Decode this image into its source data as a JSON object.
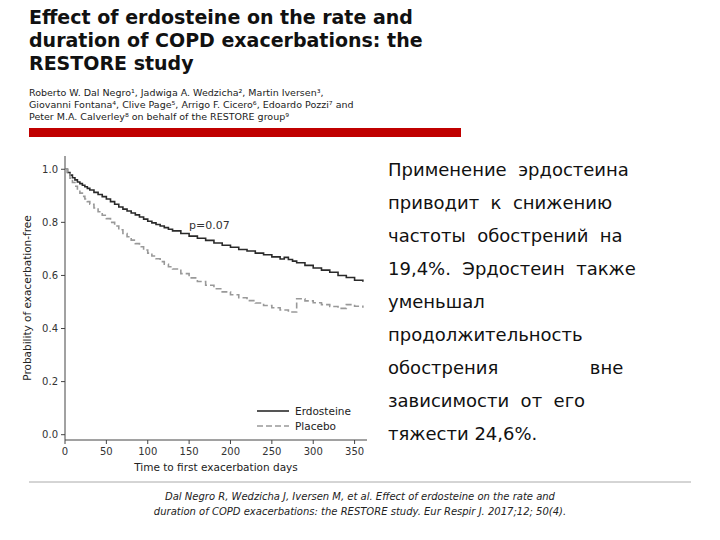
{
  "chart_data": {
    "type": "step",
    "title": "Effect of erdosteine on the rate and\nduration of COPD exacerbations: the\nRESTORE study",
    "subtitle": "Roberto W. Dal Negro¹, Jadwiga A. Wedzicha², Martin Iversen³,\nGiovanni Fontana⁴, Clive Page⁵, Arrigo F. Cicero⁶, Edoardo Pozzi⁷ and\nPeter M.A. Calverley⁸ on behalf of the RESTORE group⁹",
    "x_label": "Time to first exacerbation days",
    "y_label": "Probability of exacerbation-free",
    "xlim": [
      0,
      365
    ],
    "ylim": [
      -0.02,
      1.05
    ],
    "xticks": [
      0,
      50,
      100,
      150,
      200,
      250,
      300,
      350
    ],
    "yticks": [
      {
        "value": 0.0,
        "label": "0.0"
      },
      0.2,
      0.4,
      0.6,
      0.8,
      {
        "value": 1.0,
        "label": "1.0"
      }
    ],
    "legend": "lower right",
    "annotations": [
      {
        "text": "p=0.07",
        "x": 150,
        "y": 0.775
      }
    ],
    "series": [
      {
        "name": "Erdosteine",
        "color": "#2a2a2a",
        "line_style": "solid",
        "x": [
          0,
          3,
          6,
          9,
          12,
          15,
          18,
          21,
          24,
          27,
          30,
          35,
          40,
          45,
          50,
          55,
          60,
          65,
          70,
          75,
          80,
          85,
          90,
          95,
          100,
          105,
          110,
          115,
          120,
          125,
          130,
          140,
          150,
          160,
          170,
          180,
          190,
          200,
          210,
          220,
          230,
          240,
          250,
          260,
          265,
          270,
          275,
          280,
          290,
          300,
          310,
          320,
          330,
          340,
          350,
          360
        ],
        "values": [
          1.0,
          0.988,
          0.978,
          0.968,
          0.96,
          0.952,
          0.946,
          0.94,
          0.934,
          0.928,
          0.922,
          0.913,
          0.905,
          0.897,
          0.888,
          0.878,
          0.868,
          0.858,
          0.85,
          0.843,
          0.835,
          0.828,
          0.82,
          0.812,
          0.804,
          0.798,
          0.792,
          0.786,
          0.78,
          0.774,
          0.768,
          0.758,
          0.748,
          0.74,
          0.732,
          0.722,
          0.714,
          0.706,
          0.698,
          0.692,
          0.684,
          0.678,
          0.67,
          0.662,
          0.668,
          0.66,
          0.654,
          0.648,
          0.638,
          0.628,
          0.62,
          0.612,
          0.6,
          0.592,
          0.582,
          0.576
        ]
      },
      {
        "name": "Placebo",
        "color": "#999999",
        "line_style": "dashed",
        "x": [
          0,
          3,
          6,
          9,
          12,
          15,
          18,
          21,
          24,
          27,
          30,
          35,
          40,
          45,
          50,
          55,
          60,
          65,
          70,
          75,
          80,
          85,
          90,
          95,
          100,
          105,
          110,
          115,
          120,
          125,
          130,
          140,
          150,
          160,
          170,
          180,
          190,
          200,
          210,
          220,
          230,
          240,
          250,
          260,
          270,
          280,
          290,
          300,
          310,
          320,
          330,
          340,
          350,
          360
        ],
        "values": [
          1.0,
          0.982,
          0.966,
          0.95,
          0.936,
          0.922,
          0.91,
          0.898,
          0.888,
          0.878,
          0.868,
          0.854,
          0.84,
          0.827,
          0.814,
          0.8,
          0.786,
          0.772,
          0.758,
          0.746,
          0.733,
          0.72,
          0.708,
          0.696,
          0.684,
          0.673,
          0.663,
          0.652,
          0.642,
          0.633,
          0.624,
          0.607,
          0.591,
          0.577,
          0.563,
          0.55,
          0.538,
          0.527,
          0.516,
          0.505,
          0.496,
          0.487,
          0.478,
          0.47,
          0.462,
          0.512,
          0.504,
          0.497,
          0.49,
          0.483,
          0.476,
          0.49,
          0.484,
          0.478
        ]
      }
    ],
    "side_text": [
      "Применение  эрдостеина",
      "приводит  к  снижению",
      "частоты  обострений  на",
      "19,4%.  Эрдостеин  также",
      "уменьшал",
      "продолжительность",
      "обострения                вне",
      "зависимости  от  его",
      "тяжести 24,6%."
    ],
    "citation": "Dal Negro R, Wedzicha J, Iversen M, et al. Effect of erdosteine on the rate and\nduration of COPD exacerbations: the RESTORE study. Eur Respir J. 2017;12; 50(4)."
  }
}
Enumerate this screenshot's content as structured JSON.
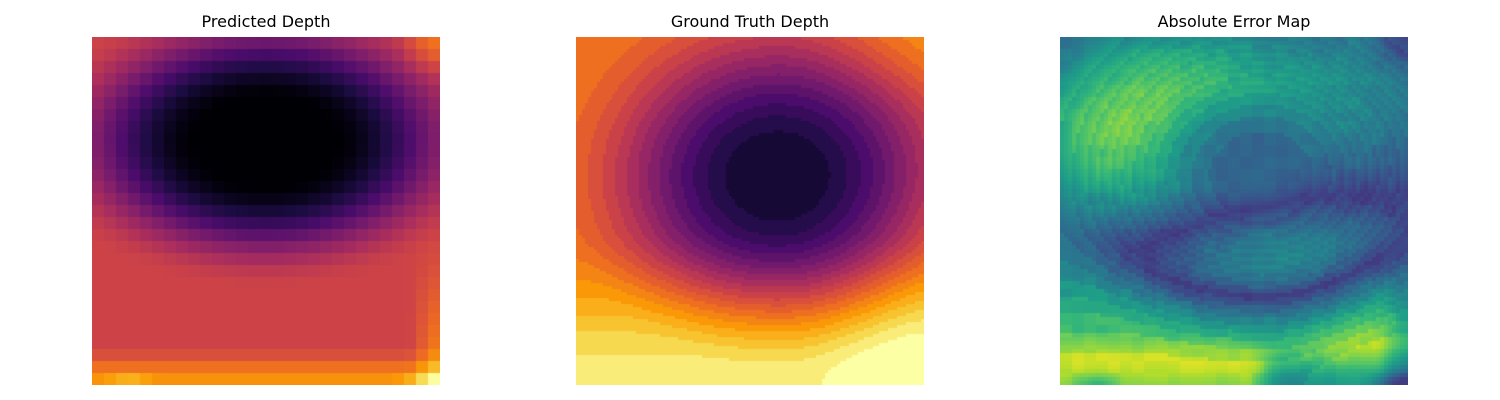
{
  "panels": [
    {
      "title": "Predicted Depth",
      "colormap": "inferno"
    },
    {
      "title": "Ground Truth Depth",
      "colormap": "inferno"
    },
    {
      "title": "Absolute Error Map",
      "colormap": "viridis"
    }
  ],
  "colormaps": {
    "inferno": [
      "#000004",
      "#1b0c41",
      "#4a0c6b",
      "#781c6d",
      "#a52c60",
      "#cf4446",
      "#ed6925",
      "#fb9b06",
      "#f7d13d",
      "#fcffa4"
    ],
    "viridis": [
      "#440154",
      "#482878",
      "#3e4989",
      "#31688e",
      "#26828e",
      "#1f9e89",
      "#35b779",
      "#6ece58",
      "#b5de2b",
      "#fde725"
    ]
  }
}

──────────

Transcribe each entry precisely as given, leaving the pictures out.

▶ Reply
Decode this image into its source data as a JSON object.
{
  "chart_data": {
    "type": "step",
    "title": "Effect of erdosteine on the rate and\nduration of COPD exacerbations: the\nRESTORE study",
    "subtitle": "Roberto W. Dal Negro¹, Jadwiga A. Wedzicha², Martin Iversen³,\nGiovanni Fontana⁴, Clive Page⁵, Arrigo F. Cicero⁶, Edoardo Pozzi⁷ and\nPeter M.A. Calverley⁸ on behalf of the RESTORE group⁹",
    "x_label": "Time to first exacerbation days",
    "y_label": "Probability of exacerbation-free",
    "xlim": [
      0,
      365
    ],
    "ylim": [
      -0.02,
      1.05
    ],
    "xticks": [
      0,
      50,
      100,
      150,
      200,
      250,
      300,
      350
    ],
    "yticks": [
      {
        "value": 0.0,
        "label": "0.0"
      },
      0.2,
      0.4,
      0.6,
      0.8,
      {
        "value": 1.0,
        "label": "1.0"
      }
    ],
    "legend": "lower right",
    "annotations": [
      {
        "text": "p=0.07",
        "x": 150,
        "y": 0.775
      }
    ],
    "series": [
      {
        "name": "Erdosteine",
        "color": "#2a2a2a",
        "line_style": "solid",
        "x": [
          0,
          3,
          6,
          9,
          12,
          15,
          18,
          21,
          24,
          27,
          30,
          35,
          40,
          45,
          50,
          55,
          60,
          65,
          70,
          75,
          80,
          85,
          90,
          95,
          100,
          105,
          110,
          115,
          120,
          125,
          130,
          140,
          150,
          160,
          170,
          180,
          190,
          200,
          210,
          220,
          230,
          240,
          250,
          260,
          265,
          270,
          275,
          280,
          290,
          300,
          310,
          320,
          330,
          340,
          350,
          360
        ],
        "values": [
          1.0,
          0.988,
          0.978,
          0.968,
          0.96,
          0.952,
          0.946,
          0.94,
          0.934,
          0.928,
          0.922,
          0.913,
          0.905,
          0.897,
          0.888,
          0.878,
          0.868,
          0.858,
          0.85,
          0.843,
          0.835,
          0.828,
          0.82,
          0.812,
          0.804,
          0.798,
          0.792,
          0.786,
          0.78,
          0.774,
          0.768,
          0.758,
          0.748,
          0.74,
          0.732,
          0.722,
          0.714,
          0.706,
          0.698,
          0.692,
          0.684,
          0.678,
          0.67,
          0.662,
          0.668,
          0.66,
          0.654,
          0.648,
          0.638,
          0.628,
          0.62,
          0.612,
          0.6,
          0.592,
          0.582,
          0.576
        ]
      },
      {
        "name": "Placebo",
        "color": "#999999",
        "line_style": "dashed",
        "x": [
          0,
          3,
          6,
          9,
          12,
          15,
          18,
          21,
          24,
          27,
          30,
          35,
          40,
          45,
          50,
          55,
          60,
          65,
          70,
          75,
          80,
          85,
          90,
          95,
          100,
          105,
          110,
          115,
          120,
          125,
          130,
          140,
          150,
          160,
          170,
          180,
          190,
          200,
          210,
          220,
          230,
          240,
          250,
          260,
          270,
          280,
          290,
          300,
          310,
          320,
          330,
          340,
          350,
          360
        ],
        "values": [
          1.0,
          0.982,
          0.966,
          0.95,
          0.936,
          0.922,
          0.91,
          0.898,
          0.888,
          0.878,
          0.868,
          0.854,
          0.84,
          0.827,
          0.814,
          0.8,
          0.786,
          0.772,
          0.758,
          0.746,
          0.733,
          0.72,
          0.708,
          0.696,
          0.684,
          0.673,
          0.663,
          0.652,
          0.642,
          0.633,
          0.624,
          0.607,
          0.591,
          0.577,
          0.563,
          0.55,
          0.538,
          0.527,
          0.516,
          0.505,
          0.496,
          0.487,
          0.478,
          0.47,
          0.462,
          0.512,
          0.504,
          0.497,
          0.49,
          0.483,
          0.476,
          0.49,
          0.484,
          0.478
        ]
      }
    ],
    "side_text": [
      "Применение  эрдостеина",
      "приводит  к  снижению",
      "частоты  обострений  на",
      "19,4%.  Эрдостеин  также",
      "уменьшал",
      "продолжительность",
      "обострения                вне",
      "зависимости  от  его",
      "тяжести 24,6%."
    ],
    "citation": "Dal Negro R, Wedzicha J, Iversen M, et al. Effect of erdosteine on the rate and\nduration of COPD exacerbations: the RESTORE study. Eur Respir J. 2017;12; 50(4)."
  }
}
Enumerate this screenshot's content as structured JSON.
{
  "panels": [
    {
      "title": "Predicted Depth",
      "colormap": "inferno"
    },
    {
      "title": "Ground Truth Depth",
      "colormap": "inferno"
    },
    {
      "title": "Absolute Error Map",
      "colormap": "viridis"
    }
  ],
  "colormaps": {
    "inferno": [
      "#000004",
      "#1b0c41",
      "#4a0c6b",
      "#781c6d",
      "#a52c60",
      "#cf4446",
      "#ed6925",
      "#fb9b06",
      "#f7d13d",
      "#fcffa4"
    ],
    "viridis": [
      "#440154",
      "#482878",
      "#3e4989",
      "#31688e",
      "#26828e",
      "#1f9e89",
      "#35b779",
      "#6ece58",
      "#b5de2b",
      "#fde725"
    ]
  }
}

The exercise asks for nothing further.